Saved data entries
= = = = =

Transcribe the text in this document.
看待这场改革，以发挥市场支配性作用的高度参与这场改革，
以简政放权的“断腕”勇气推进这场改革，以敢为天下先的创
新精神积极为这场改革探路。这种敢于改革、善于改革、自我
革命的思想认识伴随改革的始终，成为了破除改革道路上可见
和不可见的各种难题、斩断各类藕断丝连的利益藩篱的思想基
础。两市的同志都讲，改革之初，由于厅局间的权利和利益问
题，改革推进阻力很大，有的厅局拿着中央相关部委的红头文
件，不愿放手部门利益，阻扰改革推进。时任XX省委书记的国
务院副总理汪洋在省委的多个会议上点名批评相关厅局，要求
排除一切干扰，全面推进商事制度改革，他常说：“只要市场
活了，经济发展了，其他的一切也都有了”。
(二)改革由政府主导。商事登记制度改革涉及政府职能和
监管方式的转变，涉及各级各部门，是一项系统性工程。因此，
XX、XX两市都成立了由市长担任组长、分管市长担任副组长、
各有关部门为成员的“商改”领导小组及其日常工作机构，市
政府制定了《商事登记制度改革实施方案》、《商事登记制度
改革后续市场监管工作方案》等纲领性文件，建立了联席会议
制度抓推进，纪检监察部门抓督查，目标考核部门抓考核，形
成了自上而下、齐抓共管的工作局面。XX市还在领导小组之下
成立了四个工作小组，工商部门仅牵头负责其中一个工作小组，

= = = = =

All the data must be duplicated exactly, with nothing added or removed.

RESULT OF THIS EXERCISE:
Transcribe the text in this document.
看待这场改革，以发挥市场支配性作用的高度参与这场改革，
以简政放权的“断腕”勇气推进这场改革，以敢为天下先的创
新精神积极为这场改革探路。这种敢于改革、善于改革、自我
革命的思想认识伴随改革的始终，成为了破除改革道路上可见
和不可见的各种难题、斩断各类藕断丝连的利益藩篱的思想基
础。两市的同志都讲，改革之初，由于厅局间的权利和利益问
题，改革推进阻力很大，有的厅局拿着中央相关部委的红头文
件，不愿放手部门利益，阻扰改革推进。时任XX省委书记的国
务院副总理汪洋在省委的多个会议上点名批评相关厅局，要求
排除一切干扰，全面推进商事制度改革，他常说：“只要市场
活了，经济发展了，其他的一切也都有了”。
(二)改革由政府主导。商事登记制度改革涉及政府职能和
监管方式的转变，涉及各级各部门，是一项系统性工程。因此，
XX、XX两市都成立了由市长担任组长、分管市长担任副组长、
各有关部门为成员的“商改”领导小组及其日常工作机构，市
政府制定了《商事登记制度改革实施方案》、《商事登记制度
改革后续市场监管工作方案》等纲领性文件，建立了联席会议
制度抓推进，纪检监察部门抓督查，目标考核部门抓考核，形
成了自上而下、齐抓共管的工作局面。XX市还在领导小组之下
成立了四个工作小组，工商部门仅牵头负责其中一个工作小组，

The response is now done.